Repeat the material in full. Keep every line exactly as it is.
-- START OF Data in this exercise --
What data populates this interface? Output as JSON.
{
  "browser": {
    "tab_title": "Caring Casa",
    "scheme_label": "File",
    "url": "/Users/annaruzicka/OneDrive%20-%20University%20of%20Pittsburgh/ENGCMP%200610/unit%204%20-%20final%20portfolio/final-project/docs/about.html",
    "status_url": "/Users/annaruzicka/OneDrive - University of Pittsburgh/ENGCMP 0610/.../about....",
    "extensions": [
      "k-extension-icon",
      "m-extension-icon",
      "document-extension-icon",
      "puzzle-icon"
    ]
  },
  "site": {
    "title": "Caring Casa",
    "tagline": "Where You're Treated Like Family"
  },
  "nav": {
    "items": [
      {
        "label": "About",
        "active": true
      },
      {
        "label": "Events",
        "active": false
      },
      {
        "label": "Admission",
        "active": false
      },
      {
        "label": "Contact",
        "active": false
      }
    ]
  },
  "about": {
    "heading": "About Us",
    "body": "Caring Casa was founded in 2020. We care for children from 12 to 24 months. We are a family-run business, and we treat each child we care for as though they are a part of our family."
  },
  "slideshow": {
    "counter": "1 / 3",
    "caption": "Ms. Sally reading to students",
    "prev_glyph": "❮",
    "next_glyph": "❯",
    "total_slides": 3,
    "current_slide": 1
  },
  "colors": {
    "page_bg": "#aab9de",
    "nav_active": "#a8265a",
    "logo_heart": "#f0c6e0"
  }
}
-- END OF Data in this exercise --
### Response below:
What data populates this interface? Output as JSON.
{
  "browser": {
    "tab_title": "Caring Casa",
    "scheme_label": "File",
    "url": "/Users/annaruzicka/OneDrive%20-%20University%20of%20Pittsburgh/ENGCMP%200610/unit%204%20-%20final%20portfolio/final-project/docs/about.html",
    "status_url": "/Users/annaruzicka/OneDrive - University of Pittsburgh/ENGCMP 0610/.../about....",
    "extensions": [
      "k-extension-icon",
      "m-extension-icon",
      "document-extension-icon",
      "puzzle-icon"
    ]
  },
  "site": {
    "title": "Caring Casa",
    "tagline": "Where You're Treated Like Family"
  },
  "nav": {
    "items": [
      {
        "label": "About",
        "active": true
      },
      {
        "label": "Events",
        "active": false
      },
      {
        "label": "Admission",
        "active": false
      },
      {
        "label": "Contact",
        "active": false
      }
    ]
  },
  "about": {
    "heading": "About Us",
    "body": "Caring Casa was founded in 2020. We care for children from 12 to 24 months. We are a family-run business, and we treat each child we care for as though they are a part of our family."
  },
  "slideshow": {
    "counter": "1 / 3",
    "caption": "Ms. Sally reading to students",
    "prev_glyph": "❮",
    "next_glyph": "❯",
    "total_slides": 3,
    "current_slide": 1
  },
  "colors": {
    "page_bg": "#aab9de",
    "nav_active": "#a8265a",
    "logo_heart": "#f0c6e0"
  }
}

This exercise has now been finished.